[Source data]

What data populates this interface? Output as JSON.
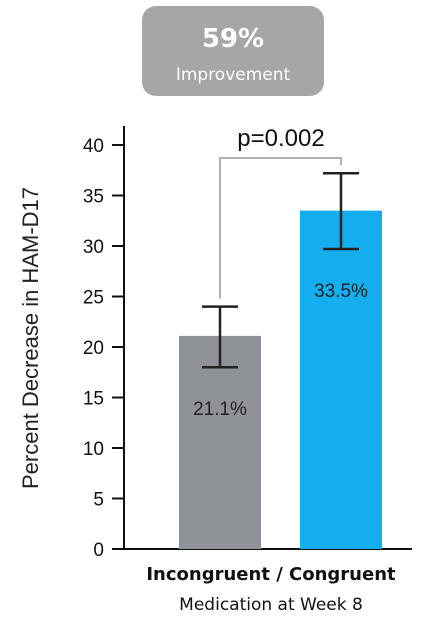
{
  "badge": {
    "percent": "59%",
    "label": "Improvement",
    "color": "#a6a6a6"
  },
  "chart_data": {
    "type": "bar",
    "categories": [
      "Incongruent",
      "Congruent"
    ],
    "values": [
      21.1,
      33.5
    ],
    "error_low": [
      18.0,
      29.7
    ],
    "error_high": [
      24.0,
      37.2
    ],
    "data_labels": [
      "21.1%",
      "33.5%"
    ],
    "bar_colors": [
      "#8f9296",
      "#14aeef"
    ],
    "ylabel": "Percent Decrease in HAM-D17",
    "xlabel_line1": "Incongruent / Congruent",
    "xlabel_line2": "Medication at Week 8",
    "ylim": [
      0,
      40
    ],
    "yticks": [
      0,
      5,
      10,
      15,
      20,
      25,
      30,
      35,
      40
    ],
    "annotation": "p=0.002",
    "grid": false
  }
}
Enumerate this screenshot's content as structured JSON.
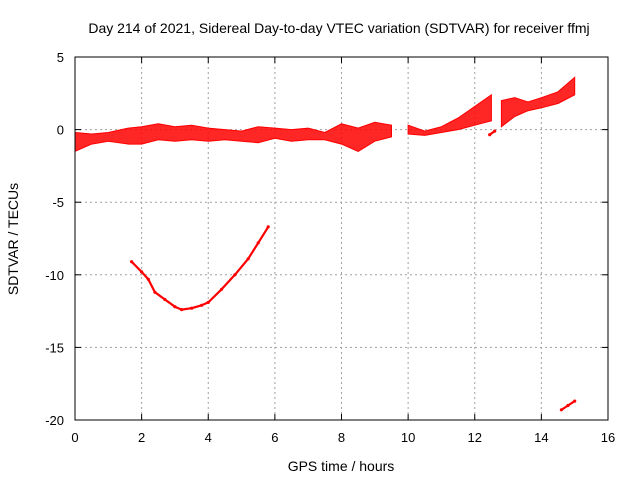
{
  "chart_data": {
    "type": "scatter",
    "title": "Day 214 of 2021, Sidereal Day-to-day VTEC variation (SDTVAR) for receiver ffmj",
    "xlabel": "GPS time / hours",
    "ylabel": "SDTVAR / TECUs",
    "xlim": [
      0,
      16
    ],
    "ylim": [
      -20,
      5
    ],
    "grid": true,
    "xticks": [
      0,
      2,
      4,
      6,
      8,
      10,
      12,
      14,
      16
    ],
    "yticks": [
      5,
      0,
      -5,
      -10,
      -15,
      -20
    ],
    "color": "#ff0000",
    "series": [
      {
        "name": "main-band",
        "kind": "band",
        "upper": [
          [
            0,
            -0.2
          ],
          [
            0.5,
            -0.3
          ],
          [
            1,
            -0.2
          ],
          [
            1.6,
            0.1
          ],
          [
            2,
            0.2
          ],
          [
            2.5,
            0.4
          ],
          [
            3,
            0.2
          ],
          [
            3.5,
            0.3
          ],
          [
            4,
            0.1
          ],
          [
            4.5,
            0.0
          ],
          [
            5,
            -0.1
          ],
          [
            5.5,
            0.2
          ],
          [
            6,
            0.1
          ],
          [
            6.5,
            0.0
          ],
          [
            7,
            0.1
          ],
          [
            7.5,
            -0.2
          ],
          [
            8,
            0.4
          ],
          [
            8.5,
            0.1
          ],
          [
            9,
            0.5
          ],
          [
            9.5,
            0.3
          ]
        ],
        "lower": [
          [
            0,
            -1.5
          ],
          [
            0.5,
            -1.0
          ],
          [
            1,
            -0.8
          ],
          [
            1.6,
            -1.0
          ],
          [
            2,
            -1.0
          ],
          [
            2.5,
            -0.7
          ],
          [
            3,
            -0.8
          ],
          [
            3.5,
            -0.7
          ],
          [
            4,
            -0.8
          ],
          [
            4.5,
            -0.7
          ],
          [
            5,
            -0.8
          ],
          [
            5.5,
            -0.9
          ],
          [
            6,
            -0.6
          ],
          [
            6.5,
            -0.8
          ],
          [
            7,
            -0.7
          ],
          [
            7.5,
            -0.7
          ],
          [
            8,
            -1.0
          ],
          [
            8.5,
            -1.5
          ],
          [
            9,
            -0.8
          ],
          [
            9.5,
            -0.5
          ]
        ]
      },
      {
        "name": "evening-band",
        "kind": "band",
        "upper": [
          [
            10.0,
            0.3
          ],
          [
            10.5,
            -0.1
          ],
          [
            11,
            0.2
          ],
          [
            11.5,
            0.8
          ],
          [
            12,
            1.6
          ],
          [
            12.5,
            2.4
          ]
        ],
        "lower": [
          [
            10.0,
            -0.3
          ],
          [
            10.5,
            -0.4
          ],
          [
            11,
            -0.2
          ],
          [
            11.5,
            0.0
          ],
          [
            12,
            0.3
          ],
          [
            12.5,
            0.6
          ]
        ]
      },
      {
        "name": "late-band",
        "kind": "band",
        "upper": [
          [
            12.8,
            2.0
          ],
          [
            13.2,
            2.2
          ],
          [
            13.6,
            1.9
          ],
          [
            14,
            2.2
          ],
          [
            14.5,
            2.6
          ],
          [
            15.0,
            3.6
          ]
        ],
        "lower": [
          [
            12.8,
            0.2
          ],
          [
            13.2,
            0.9
          ],
          [
            13.6,
            1.3
          ],
          [
            14,
            1.5
          ],
          [
            14.5,
            1.8
          ],
          [
            15.0,
            2.4
          ]
        ]
      },
      {
        "name": "dip-arc",
        "kind": "line",
        "points": [
          [
            1.7,
            -9.1
          ],
          [
            2.0,
            -9.8
          ],
          [
            2.2,
            -10.3
          ],
          [
            2.4,
            -11.2
          ],
          [
            2.7,
            -11.7
          ],
          [
            3.0,
            -12.2
          ],
          [
            3.2,
            -12.4
          ],
          [
            3.5,
            -12.3
          ],
          [
            3.8,
            -12.1
          ],
          [
            4.0,
            -11.9
          ],
          [
            4.4,
            -11.0
          ],
          [
            4.8,
            -10.0
          ],
          [
            5.2,
            -8.9
          ],
          [
            5.5,
            -7.8
          ],
          [
            5.8,
            -6.7
          ]
        ]
      },
      {
        "name": "low-tail",
        "kind": "line",
        "points": [
          [
            14.6,
            -19.3
          ],
          [
            14.8,
            -19.0
          ],
          [
            15.0,
            -18.7
          ]
        ]
      },
      {
        "name": "blip",
        "kind": "line",
        "points": [
          [
            12.45,
            -0.35
          ],
          [
            12.6,
            -0.1
          ]
        ]
      }
    ]
  }
}
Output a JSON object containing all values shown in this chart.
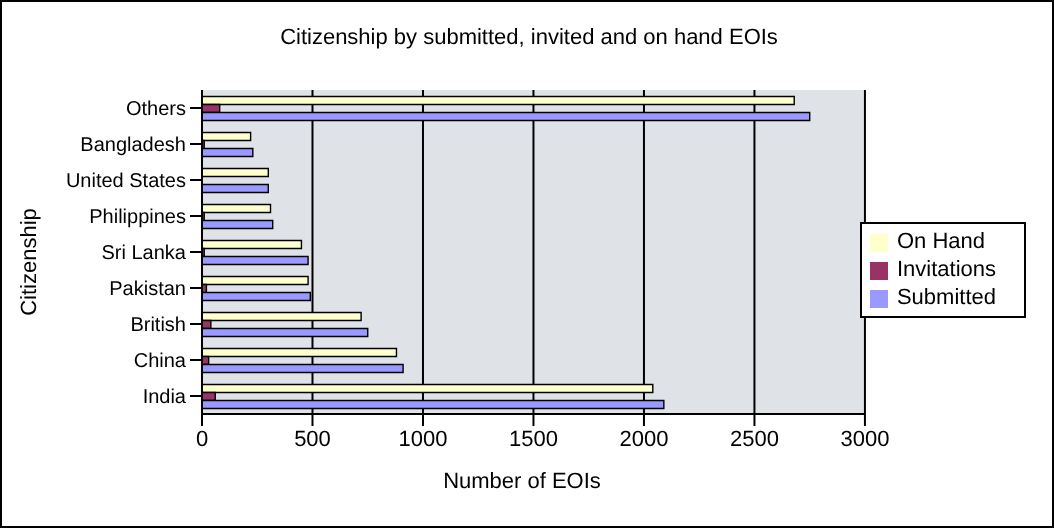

EXERCISE
Quote every record above exactly, leaving out the pictures.

WRITTEN SOLUTION
What data populates this interface? Output as JSON.
{
  "badge": {
    "percent": "59%",
    "label": "Improvement",
    "color": "#a6a6a6"
  },
  "chart_data": {
    "type": "bar",
    "categories": [
      "Incongruent",
      "Congruent"
    ],
    "values": [
      21.1,
      33.5
    ],
    "error_low": [
      18.0,
      29.7
    ],
    "error_high": [
      24.0,
      37.2
    ],
    "data_labels": [
      "21.1%",
      "33.5%"
    ],
    "bar_colors": [
      "#8f9296",
      "#14aeef"
    ],
    "ylabel": "Percent Decrease in HAM-D17",
    "xlabel_line1": "Incongruent / Congruent",
    "xlabel_line2": "Medication at Week 8",
    "ylim": [
      0,
      40
    ],
    "yticks": [
      0,
      5,
      10,
      15,
      20,
      25,
      30,
      35,
      40
    ],
    "annotation": "p=0.002",
    "grid": false
  }
}
Enumerate this screenshot's content as structured JSON.
{
  "chart_data": {
    "type": "scatter",
    "title": "Day 214 of 2021, Sidereal Day-to-day VTEC variation (SDTVAR) for receiver ffmj",
    "xlabel": "GPS time / hours",
    "ylabel": "SDTVAR / TECUs",
    "xlim": [
      0,
      16
    ],
    "ylim": [
      -20,
      5
    ],
    "grid": true,
    "xticks": [
      0,
      2,
      4,
      6,
      8,
      10,
      12,
      14,
      16
    ],
    "yticks": [
      5,
      0,
      -5,
      -10,
      -15,
      -20
    ],
    "color": "#ff0000",
    "series": [
      {
        "name": "main-band",
        "kind": "band",
        "upper": [
          [
            0,
            -0.2
          ],
          [
            0.5,
            -0.3
          ],
          [
            1,
            -0.2
          ],
          [
            1.6,
            0.1
          ],
          [
            2,
            0.2
          ],
          [
            2.5,
            0.4
          ],
          [
            3,
            0.2
          ],
          [
            3.5,
            0.3
          ],
          [
            4,
            0.1
          ],
          [
            4.5,
            0.0
          ],
          [
            5,
            -0.1
          ],
          [
            5.5,
            0.2
          ],
          [
            6,
            0.1
          ],
          [
            6.5,
            0.0
          ],
          [
            7,
            0.1
          ],
          [
            7.5,
            -0.2
          ],
          [
            8,
            0.4
          ],
          [
            8.5,
            0.1
          ],
          [
            9,
            0.5
          ],
          [
            9.5,
            0.3
          ]
        ],
        "lower": [
          [
            0,
            -1.5
          ],
          [
            0.5,
            -1.0
          ],
          [
            1,
            -0.8
          ],
          [
            1.6,
            -1.0
          ],
          [
            2,
            -1.0
          ],
          [
            2.5,
            -0.7
          ],
          [
            3,
            -0.8
          ],
          [
            3.5,
            -0.7
          ],
          [
            4,
            -0.8
          ],
          [
            4.5,
            -0.7
          ],
          [
            5,
            -0.8
          ],
          [
            5.5,
            -0.9
          ],
          [
            6,
            -0.6
          ],
          [
            6.5,
            -0.8
          ],
          [
            7,
            -0.7
          ],
          [
            7.5,
            -0.7
          ],
          [
            8,
            -1.0
          ],
          [
            8.5,
            -1.5
          ],
          [
            9,
            -0.8
          ],
          [
            9.5,
            -0.5
          ]
        ]
      },
      {
        "name": "evening-band",
        "kind": "band",
        "upper": [
          [
            10.0,
            0.3
          ],
          [
            10.5,
            -0.1
          ],
          [
            11,
            0.2
          ],
          [
            11.5,
            0.8
          ],
          [
            12,
            1.6
          ],
          [
            12.5,
            2.4
          ]
        ],
        "lower": [
          [
            10.0,
            -0.3
          ],
          [
            10.5,
            -0.4
          ],
          [
            11,
            -0.2
          ],
          [
            11.5,
            0.0
          ],
          [
            12,
            0.3
          ],
          [
            12.5,
            0.6
          ]
        ]
      },
      {
        "name": "late-band",
        "kind": "band",
        "upper": [
          [
            12.8,
            2.0
          ],
          [
            13.2,
            2.2
          ],
          [
            13.6,
            1.9
          ],
          [
            14,
            2.2
          ],
          [
            14.5,
            2.6
          ],
          [
            15.0,
            3.6
          ]
        ],
        "lower": [
          [
            12.8,
            0.2
          ],
          [
            13.2,
            0.9
          ],
          [
            13.6,
            1.3
          ],
          [
            14,
            1.5
          ],
          [
            14.5,
            1.8
          ],
          [
            15.0,
            2.4
          ]
        ]
      },
      {
        "name": "dip-arc",
        "kind": "line",
        "points": [
          [
            1.7,
            -9.1
          ],
          [
            2.0,
            -9.8
          ],
          [
            2.2,
            -10.3
          ],
          [
            2.4,
            -11.2
          ],
          [
            2.7,
            -11.7
          ],
          [
            3.0,
            -12.2
          ],
          [
            3.2,
            -12.4
          ],
          [
            3.5,
            -12.3
          ],
          [
            3.8,
            -12.1
          ],
          [
            4.0,
            -11.9
          ],
          [
            4.4,
            -11.0
          ],
          [
            4.8,
            -10.0
          ],
          [
            5.2,
            -8.9
          ],
          [
            5.5,
            -7.8
          ],
          [
            5.8,
            -6.7
          ]
        ]
      },
      {
        "name": "low-tail",
        "kind": "line",
        "points": [
          [
            14.6,
            -19.3
          ],
          [
            14.8,
            -19.0
          ],
          [
            15.0,
            -18.7
          ]
        ]
      },
      {
        "name": "blip",
        "kind": "line",
        "points": [
          [
            12.45,
            -0.35
          ],
          [
            12.6,
            -0.1
          ]
        ]
      }
    ]
  }
}
Output a JSON object containing all values shown in this chart.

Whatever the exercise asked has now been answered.